PROBLEM TO SOLVE.
Each line of the data that includes the string "planuje" is to be copied out.

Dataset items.
**********

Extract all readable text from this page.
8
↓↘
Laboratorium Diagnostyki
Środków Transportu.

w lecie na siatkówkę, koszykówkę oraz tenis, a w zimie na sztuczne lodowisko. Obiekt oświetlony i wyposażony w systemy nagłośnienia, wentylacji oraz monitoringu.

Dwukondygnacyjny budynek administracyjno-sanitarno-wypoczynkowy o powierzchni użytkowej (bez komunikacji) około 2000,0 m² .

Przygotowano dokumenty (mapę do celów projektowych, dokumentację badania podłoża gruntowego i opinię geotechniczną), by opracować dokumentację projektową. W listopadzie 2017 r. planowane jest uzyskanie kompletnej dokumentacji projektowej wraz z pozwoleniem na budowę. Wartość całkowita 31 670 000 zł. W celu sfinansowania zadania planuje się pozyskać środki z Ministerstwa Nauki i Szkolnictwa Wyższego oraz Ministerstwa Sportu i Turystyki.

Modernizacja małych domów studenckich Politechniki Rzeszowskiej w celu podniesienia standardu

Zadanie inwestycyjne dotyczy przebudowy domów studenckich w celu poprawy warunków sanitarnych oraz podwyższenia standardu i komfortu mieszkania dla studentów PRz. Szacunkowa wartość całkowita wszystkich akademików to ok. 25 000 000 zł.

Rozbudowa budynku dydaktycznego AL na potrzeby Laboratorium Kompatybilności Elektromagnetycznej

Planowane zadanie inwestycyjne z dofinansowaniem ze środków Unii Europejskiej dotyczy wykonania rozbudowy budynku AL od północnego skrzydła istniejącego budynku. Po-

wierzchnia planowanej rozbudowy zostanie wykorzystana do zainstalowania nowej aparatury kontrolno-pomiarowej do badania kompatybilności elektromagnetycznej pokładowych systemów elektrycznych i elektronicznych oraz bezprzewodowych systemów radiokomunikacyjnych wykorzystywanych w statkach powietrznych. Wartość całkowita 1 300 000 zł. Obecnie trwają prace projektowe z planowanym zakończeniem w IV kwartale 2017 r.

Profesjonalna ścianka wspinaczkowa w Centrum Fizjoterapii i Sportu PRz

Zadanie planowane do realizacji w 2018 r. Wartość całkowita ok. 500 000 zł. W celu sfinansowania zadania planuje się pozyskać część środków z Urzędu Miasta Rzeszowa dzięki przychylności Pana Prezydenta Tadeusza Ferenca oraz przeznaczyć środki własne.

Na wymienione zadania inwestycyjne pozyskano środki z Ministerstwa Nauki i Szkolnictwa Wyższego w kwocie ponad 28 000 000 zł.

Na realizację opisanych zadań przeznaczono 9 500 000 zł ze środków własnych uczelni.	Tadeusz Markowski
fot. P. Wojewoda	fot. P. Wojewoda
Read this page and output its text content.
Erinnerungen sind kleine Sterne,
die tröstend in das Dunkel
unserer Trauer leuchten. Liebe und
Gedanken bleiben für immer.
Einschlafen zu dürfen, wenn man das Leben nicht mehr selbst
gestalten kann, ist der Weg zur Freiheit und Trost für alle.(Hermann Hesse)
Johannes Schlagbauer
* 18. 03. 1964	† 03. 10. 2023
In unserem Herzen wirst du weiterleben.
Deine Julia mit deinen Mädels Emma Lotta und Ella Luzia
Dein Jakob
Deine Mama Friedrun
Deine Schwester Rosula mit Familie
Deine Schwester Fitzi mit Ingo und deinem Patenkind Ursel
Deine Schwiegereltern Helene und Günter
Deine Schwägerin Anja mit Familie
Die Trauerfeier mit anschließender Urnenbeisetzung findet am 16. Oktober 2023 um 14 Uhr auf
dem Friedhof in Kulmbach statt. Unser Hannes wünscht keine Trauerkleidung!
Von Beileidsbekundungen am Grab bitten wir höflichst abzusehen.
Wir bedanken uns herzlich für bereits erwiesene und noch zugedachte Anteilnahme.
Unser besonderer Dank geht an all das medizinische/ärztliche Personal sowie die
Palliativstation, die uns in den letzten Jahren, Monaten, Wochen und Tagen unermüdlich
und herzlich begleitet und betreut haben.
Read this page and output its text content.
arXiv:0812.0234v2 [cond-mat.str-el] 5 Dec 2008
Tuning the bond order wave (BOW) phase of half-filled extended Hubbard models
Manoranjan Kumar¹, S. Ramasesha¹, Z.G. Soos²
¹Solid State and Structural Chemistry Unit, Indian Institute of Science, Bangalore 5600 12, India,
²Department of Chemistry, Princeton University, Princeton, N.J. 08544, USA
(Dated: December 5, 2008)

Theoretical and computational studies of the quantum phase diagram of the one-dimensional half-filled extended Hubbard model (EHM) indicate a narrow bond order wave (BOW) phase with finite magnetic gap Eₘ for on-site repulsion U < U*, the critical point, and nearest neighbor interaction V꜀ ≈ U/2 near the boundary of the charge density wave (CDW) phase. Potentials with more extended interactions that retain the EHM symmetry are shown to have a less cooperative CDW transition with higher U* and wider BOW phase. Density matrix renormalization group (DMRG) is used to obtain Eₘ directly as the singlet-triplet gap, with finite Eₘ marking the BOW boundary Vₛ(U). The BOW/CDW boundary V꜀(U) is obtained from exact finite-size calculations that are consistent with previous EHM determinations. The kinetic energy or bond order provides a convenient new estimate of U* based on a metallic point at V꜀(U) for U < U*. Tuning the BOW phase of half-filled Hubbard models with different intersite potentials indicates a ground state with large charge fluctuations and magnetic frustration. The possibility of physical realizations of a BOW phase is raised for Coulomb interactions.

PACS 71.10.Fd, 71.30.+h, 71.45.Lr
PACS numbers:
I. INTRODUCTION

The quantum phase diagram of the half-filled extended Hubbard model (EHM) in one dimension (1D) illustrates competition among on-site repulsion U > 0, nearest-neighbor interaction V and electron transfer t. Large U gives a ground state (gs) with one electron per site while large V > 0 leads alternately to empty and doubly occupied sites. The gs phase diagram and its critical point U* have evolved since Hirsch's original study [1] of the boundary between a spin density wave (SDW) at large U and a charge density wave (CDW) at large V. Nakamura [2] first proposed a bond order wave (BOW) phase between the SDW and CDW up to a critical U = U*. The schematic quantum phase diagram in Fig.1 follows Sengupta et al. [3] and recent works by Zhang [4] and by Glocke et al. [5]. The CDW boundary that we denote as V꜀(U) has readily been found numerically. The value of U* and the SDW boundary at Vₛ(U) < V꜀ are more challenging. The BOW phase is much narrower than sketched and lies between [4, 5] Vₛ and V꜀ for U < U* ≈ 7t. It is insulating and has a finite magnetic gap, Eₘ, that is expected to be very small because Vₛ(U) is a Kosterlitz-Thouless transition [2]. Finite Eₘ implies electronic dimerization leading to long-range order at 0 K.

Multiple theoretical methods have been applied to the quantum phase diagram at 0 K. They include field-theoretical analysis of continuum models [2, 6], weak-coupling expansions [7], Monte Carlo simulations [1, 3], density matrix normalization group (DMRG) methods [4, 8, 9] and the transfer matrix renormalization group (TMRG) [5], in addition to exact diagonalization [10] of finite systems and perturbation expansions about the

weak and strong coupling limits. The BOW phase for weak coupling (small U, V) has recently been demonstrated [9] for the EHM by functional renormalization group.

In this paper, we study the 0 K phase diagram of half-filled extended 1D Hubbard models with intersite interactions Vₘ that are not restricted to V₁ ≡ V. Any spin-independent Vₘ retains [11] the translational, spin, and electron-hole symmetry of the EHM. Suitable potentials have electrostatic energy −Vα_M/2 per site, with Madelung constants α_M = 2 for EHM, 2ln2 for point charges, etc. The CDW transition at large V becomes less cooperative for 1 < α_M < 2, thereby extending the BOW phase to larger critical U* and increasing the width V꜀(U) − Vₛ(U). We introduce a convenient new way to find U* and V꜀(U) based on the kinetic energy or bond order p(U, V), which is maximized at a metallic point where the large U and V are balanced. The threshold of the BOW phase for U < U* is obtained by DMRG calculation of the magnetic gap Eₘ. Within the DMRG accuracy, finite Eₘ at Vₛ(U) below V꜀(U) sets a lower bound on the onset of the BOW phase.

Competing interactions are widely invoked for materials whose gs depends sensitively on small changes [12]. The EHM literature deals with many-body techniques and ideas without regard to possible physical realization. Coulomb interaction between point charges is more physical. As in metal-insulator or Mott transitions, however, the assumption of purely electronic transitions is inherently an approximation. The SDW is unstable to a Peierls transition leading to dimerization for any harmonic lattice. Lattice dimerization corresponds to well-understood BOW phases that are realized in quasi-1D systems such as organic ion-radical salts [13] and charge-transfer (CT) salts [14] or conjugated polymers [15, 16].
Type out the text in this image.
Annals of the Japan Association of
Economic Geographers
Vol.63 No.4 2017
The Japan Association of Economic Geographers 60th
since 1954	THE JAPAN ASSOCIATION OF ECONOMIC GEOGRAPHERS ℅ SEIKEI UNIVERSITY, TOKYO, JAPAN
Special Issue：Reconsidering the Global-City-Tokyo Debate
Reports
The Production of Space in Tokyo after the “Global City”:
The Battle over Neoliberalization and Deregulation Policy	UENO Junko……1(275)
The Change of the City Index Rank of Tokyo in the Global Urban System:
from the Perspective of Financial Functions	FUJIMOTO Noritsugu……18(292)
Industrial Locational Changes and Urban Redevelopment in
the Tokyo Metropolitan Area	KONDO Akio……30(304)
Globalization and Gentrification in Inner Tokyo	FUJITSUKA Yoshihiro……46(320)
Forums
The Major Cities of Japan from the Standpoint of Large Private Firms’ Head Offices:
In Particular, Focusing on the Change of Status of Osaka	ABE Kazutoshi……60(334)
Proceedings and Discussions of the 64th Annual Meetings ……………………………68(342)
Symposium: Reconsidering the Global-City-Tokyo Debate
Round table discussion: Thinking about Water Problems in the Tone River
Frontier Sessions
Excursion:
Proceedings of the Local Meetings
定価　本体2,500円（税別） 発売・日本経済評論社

**********

SOLUTION FOR THIS EXERCISE.
Przygotowano dokumenty (mapę do celów projektowych, dokumentację badania podłoża gruntowego i opinię geotechniczną), by opracować dokumentację projektową. W listopadzie 2017 r. planowane jest uzyskanie kompletnej dokumentacji projektowej wraz z pozwoleniem na budowę. Wartość całkowita 31 670 000 zł. W celu sfinansowania zadania planuje się pozyskać środki z Ministerstwa Nauki i Szkolnictwa Wyższego oraz Ministerstwa Sportu i Turystyki.
Zadanie planowane do realizacji w 2018 r. Wartość całkowita ok. 500 000 zł. W celu sfinansowania zadania planuje się pozyskać część środków z Urzędu Miasta Rzeszowa dzięki przychylności Pana Prezydenta Tadeusza Ferenca oraz przeznaczyć środki własne.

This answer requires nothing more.